* RECORDS:
====

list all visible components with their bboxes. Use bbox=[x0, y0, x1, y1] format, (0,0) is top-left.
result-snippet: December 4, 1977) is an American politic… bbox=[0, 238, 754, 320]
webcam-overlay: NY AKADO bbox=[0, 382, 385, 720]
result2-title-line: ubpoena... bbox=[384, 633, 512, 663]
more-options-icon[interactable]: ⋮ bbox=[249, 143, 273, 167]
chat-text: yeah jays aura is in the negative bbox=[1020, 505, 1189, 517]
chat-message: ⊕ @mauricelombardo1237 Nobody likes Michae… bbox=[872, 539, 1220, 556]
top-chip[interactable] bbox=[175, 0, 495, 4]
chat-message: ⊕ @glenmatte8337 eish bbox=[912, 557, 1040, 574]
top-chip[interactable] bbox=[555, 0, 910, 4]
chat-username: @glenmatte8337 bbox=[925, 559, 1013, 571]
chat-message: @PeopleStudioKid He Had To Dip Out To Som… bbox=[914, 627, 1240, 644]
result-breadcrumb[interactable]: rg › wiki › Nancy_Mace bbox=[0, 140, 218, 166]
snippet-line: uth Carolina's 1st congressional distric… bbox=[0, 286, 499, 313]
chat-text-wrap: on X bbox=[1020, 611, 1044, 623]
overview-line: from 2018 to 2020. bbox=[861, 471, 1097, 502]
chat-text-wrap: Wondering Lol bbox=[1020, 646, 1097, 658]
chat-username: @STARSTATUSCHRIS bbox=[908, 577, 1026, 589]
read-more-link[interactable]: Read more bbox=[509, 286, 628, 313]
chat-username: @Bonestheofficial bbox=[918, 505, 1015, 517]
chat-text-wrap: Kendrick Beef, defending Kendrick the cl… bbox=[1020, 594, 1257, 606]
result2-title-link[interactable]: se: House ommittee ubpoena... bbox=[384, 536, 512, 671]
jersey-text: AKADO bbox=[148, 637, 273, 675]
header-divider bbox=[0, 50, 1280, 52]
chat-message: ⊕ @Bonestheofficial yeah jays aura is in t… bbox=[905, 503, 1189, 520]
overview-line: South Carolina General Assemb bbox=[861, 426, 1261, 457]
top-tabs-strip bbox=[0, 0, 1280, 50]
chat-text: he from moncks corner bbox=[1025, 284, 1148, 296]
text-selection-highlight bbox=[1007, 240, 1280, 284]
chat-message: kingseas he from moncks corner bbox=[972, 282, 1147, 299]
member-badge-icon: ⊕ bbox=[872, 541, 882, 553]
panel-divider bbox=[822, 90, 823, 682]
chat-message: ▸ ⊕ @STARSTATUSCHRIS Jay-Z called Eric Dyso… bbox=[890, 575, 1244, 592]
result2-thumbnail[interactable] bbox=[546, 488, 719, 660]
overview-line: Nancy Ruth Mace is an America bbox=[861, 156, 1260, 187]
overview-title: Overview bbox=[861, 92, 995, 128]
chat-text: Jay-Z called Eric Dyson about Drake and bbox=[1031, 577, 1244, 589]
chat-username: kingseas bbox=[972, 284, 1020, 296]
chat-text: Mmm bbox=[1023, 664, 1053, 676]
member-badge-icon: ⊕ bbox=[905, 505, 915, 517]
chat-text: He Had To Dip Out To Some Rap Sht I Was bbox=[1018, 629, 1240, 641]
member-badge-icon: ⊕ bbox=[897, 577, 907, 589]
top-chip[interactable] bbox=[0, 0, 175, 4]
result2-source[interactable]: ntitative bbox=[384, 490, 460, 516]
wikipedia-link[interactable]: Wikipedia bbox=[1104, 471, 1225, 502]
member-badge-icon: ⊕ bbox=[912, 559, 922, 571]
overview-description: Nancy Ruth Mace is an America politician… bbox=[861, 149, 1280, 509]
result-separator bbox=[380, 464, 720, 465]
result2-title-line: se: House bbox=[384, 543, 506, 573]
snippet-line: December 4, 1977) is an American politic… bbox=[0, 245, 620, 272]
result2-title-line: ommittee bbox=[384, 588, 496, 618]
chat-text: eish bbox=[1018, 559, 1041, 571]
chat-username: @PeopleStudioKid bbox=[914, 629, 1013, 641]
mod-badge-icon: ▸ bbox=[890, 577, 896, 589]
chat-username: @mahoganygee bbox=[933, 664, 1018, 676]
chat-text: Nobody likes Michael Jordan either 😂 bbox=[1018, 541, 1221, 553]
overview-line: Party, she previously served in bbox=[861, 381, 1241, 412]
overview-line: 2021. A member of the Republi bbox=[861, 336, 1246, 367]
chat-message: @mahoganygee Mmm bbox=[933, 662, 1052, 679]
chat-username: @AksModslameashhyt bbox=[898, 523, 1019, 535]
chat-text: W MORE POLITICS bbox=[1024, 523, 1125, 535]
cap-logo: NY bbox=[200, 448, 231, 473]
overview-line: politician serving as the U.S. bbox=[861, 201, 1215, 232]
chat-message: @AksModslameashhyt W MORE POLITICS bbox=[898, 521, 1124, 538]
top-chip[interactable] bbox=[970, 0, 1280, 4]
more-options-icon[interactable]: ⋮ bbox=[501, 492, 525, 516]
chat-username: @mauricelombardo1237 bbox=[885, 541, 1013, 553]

====

* TASK GOAL: Rewrite the data above, switching every "chat-message" to "chat-entry" and leaving everything else as it is.

* RIGHT ANSWER:
list all visible components with their bboxes. Use bbox=[x0, y0, x1, y1] format, (0,0) is top-left.
result-snippet: December 4, 1977) is an American politic… bbox=[0, 238, 754, 320]
webcam-overlay: NY AKADO bbox=[0, 382, 385, 720]
result2-title-line: ubpoena... bbox=[384, 633, 512, 663]
more-options-icon[interactable]: ⋮ bbox=[249, 143, 273, 167]
chat-text: yeah jays aura is in the negative bbox=[1020, 505, 1189, 517]
chat-entry: ⊕ @mauricelombardo1237 Nobody likes Michae… bbox=[872, 539, 1220, 556]
top-chip[interactable] bbox=[175, 0, 495, 4]
chat-entry: ⊕ @glenmatte8337 eish bbox=[912, 557, 1040, 574]
top-chip[interactable] bbox=[555, 0, 910, 4]
chat-username: @glenmatte8337 bbox=[925, 559, 1013, 571]
chat-entry: @PeopleStudioKid He Had To Dip Out To Som… bbox=[914, 627, 1240, 644]
result-breadcrumb[interactable]: rg › wiki › Nancy_Mace bbox=[0, 140, 218, 166]
snippet-line: uth Carolina's 1st congressional distric… bbox=[0, 286, 499, 313]
chat-text-wrap: on X bbox=[1020, 611, 1044, 623]
overview-line: from 2018 to 2020. bbox=[861, 471, 1097, 502]
chat-text-wrap: Wondering Lol bbox=[1020, 646, 1097, 658]
chat-username: @STARSTATUSCHRIS bbox=[908, 577, 1026, 589]
read-more-link[interactable]: Read more bbox=[509, 286, 628, 313]
chat-username: @Bonestheofficial bbox=[918, 505, 1015, 517]
chat-text-wrap: Kendrick Beef, defending Kendrick the cl… bbox=[1020, 594, 1257, 606]
result2-title-link[interactable]: se: House ommittee ubpoena... bbox=[384, 536, 512, 671]
jersey-text: AKADO bbox=[148, 637, 273, 675]
header-divider bbox=[0, 50, 1280, 52]
chat-entry: ⊕ @Bonestheofficial yeah jays aura is in t… bbox=[905, 503, 1189, 520]
overview-line: South Carolina General Assemb bbox=[861, 426, 1261, 457]
top-tabs-strip bbox=[0, 0, 1280, 50]
chat-text: he from moncks corner bbox=[1025, 284, 1148, 296]
text-selection-highlight bbox=[1007, 240, 1280, 284]
chat-entry: kingseas he from moncks corner bbox=[972, 282, 1147, 299]
member-badge-icon: ⊕ bbox=[872, 541, 882, 553]
panel-divider bbox=[822, 90, 823, 682]
chat-entry: ▸ ⊕ @STARSTATUSCHRIS Jay-Z called Eric Dyso… bbox=[890, 575, 1244, 592]
result2-thumbnail[interactable] bbox=[546, 488, 719, 660]
overview-line: Nancy Ruth Mace is an America bbox=[861, 156, 1260, 187]
overview-title: Overview bbox=[861, 92, 995, 128]
chat-text: Jay-Z called Eric Dyson about Drake and bbox=[1031, 577, 1244, 589]
chat-username: kingseas bbox=[972, 284, 1020, 296]
chat-text: Mmm bbox=[1023, 664, 1053, 676]
member-badge-icon: ⊕ bbox=[905, 505, 915, 517]
chat-text: He Had To Dip Out To Some Rap Sht I Was bbox=[1018, 629, 1240, 641]
member-badge-icon: ⊕ bbox=[897, 577, 907, 589]
top-chip[interactable] bbox=[0, 0, 175, 4]
result2-source[interactable]: ntitative bbox=[384, 490, 460, 516]
wikipedia-link[interactable]: Wikipedia bbox=[1104, 471, 1225, 502]
member-badge-icon: ⊕ bbox=[912, 559, 922, 571]
overview-description: Nancy Ruth Mace is an America politician… bbox=[861, 149, 1280, 509]
result-separator bbox=[380, 464, 720, 465]
result2-title-line: se: House bbox=[384, 543, 506, 573]
snippet-line: December 4, 1977) is an American politic… bbox=[0, 245, 620, 272]
result2-title-line: ommittee bbox=[384, 588, 496, 618]
chat-text: eish bbox=[1018, 559, 1041, 571]
chat-username: @PeopleStudioKid bbox=[914, 629, 1013, 641]
mod-badge-icon: ▸ bbox=[890, 577, 896, 589]
chat-username: @mahoganygee bbox=[933, 664, 1018, 676]
chat-text: Nobody likes Michael Jordan either 😂 bbox=[1018, 541, 1221, 553]
overview-line: Party, she previously served in bbox=[861, 381, 1241, 412]
overview-line: 2021. A member of the Republi bbox=[861, 336, 1246, 367]
chat-entry: @mahoganygee Mmm bbox=[933, 662, 1052, 679]
chat-username: @AksModslameashhyt bbox=[898, 523, 1019, 535]
chat-text: W MORE POLITICS bbox=[1024, 523, 1125, 535]
cap-logo: NY bbox=[200, 448, 231, 473]
overview-line: politician serving as the U.S. bbox=[861, 201, 1215, 232]
chat-entry: @AksModslameashhyt W MORE POLITICS bbox=[898, 521, 1124, 538]
top-chip[interactable] bbox=[970, 0, 1280, 4]
more-options-icon[interactable]: ⋮ bbox=[501, 492, 525, 516]
chat-username: @mauricelombardo1237 bbox=[885, 541, 1013, 553]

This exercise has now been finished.